Records from a data collection:
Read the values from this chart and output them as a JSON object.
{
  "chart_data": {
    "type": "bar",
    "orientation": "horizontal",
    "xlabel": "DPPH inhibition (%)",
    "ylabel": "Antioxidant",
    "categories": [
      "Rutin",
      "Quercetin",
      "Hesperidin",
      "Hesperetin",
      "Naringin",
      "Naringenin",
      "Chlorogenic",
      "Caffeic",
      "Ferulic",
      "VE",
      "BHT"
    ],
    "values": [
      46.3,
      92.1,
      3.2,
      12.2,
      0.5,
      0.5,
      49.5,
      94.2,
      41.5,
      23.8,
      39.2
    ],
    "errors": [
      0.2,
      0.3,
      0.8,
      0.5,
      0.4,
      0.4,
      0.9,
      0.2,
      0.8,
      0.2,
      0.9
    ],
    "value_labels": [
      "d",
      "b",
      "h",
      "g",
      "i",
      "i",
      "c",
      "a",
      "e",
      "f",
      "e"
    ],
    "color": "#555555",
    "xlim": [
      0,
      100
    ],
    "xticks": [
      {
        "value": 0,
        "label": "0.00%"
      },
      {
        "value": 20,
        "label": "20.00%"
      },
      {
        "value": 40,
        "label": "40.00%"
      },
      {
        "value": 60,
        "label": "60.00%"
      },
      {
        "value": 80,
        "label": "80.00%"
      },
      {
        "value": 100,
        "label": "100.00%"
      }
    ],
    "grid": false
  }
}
* * *
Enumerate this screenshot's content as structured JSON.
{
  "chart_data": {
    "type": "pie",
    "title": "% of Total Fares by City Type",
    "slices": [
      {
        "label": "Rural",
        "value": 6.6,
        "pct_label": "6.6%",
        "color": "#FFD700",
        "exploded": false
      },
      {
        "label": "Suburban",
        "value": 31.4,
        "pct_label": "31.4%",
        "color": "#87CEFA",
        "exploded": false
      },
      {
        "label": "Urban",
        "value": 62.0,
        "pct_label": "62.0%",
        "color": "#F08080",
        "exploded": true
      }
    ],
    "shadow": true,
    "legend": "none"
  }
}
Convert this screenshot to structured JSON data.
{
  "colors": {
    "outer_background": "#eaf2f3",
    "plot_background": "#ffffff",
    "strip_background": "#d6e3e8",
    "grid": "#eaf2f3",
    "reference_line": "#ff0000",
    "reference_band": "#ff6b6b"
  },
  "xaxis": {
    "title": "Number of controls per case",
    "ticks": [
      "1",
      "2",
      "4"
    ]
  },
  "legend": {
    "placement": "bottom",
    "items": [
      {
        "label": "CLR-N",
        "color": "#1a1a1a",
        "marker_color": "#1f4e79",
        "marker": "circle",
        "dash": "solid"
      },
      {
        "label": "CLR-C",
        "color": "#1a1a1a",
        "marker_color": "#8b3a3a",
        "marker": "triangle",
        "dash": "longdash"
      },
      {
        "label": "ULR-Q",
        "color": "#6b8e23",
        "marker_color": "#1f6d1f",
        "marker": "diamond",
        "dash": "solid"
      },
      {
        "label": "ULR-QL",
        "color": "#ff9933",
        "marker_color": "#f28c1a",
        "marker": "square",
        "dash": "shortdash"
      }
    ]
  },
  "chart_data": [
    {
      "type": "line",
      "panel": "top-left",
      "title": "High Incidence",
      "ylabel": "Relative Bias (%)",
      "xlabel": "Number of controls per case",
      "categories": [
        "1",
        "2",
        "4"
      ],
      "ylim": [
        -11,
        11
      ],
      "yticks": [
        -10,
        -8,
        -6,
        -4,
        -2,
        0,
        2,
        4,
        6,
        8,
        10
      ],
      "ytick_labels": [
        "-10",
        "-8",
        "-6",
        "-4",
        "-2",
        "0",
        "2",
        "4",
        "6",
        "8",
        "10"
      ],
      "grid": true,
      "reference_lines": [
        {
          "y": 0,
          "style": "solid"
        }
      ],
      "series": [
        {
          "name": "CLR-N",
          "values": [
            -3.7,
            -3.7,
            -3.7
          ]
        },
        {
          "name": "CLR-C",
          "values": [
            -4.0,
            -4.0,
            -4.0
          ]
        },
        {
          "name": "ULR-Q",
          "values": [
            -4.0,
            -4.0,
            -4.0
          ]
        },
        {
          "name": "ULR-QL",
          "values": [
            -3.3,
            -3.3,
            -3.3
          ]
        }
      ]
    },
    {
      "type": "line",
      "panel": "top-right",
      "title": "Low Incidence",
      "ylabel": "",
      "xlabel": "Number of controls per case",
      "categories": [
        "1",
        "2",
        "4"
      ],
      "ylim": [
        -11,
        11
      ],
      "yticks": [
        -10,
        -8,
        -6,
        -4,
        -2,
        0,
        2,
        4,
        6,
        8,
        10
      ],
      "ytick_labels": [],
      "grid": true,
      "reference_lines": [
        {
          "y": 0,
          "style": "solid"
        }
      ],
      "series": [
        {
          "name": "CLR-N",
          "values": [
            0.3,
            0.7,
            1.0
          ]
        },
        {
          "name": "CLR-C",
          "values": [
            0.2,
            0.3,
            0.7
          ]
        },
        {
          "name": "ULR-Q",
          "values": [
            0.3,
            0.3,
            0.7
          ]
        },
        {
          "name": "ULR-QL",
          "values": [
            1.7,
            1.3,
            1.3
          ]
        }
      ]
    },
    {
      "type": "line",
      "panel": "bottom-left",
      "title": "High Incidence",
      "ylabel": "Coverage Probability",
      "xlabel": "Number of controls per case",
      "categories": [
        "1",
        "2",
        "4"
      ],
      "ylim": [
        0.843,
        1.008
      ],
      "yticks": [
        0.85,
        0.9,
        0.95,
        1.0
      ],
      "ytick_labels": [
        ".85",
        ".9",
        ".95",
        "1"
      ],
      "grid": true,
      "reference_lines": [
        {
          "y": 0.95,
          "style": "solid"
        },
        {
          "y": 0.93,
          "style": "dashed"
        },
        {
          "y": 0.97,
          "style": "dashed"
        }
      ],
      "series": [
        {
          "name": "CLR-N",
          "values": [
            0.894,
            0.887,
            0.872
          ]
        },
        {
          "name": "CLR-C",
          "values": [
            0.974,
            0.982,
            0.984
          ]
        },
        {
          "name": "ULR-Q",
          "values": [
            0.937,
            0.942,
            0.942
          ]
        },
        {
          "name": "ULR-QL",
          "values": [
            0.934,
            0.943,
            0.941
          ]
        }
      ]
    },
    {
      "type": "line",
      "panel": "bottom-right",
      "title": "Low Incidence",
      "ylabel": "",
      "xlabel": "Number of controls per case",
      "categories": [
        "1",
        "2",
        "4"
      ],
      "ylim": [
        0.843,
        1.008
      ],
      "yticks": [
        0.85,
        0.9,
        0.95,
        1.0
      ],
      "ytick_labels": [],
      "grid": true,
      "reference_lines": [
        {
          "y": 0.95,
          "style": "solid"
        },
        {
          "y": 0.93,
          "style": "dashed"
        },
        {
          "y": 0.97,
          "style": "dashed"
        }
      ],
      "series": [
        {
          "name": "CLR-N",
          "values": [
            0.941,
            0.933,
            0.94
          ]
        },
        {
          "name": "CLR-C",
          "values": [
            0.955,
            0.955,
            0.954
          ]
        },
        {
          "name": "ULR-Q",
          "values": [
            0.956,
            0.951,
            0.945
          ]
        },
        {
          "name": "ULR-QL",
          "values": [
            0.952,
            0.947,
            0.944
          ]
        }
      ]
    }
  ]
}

#### TASK OBJECTIVE:
What is the number of lines containing "panel"? Give that number only.

#### ANSWER FOR THIS EXERCISE:
4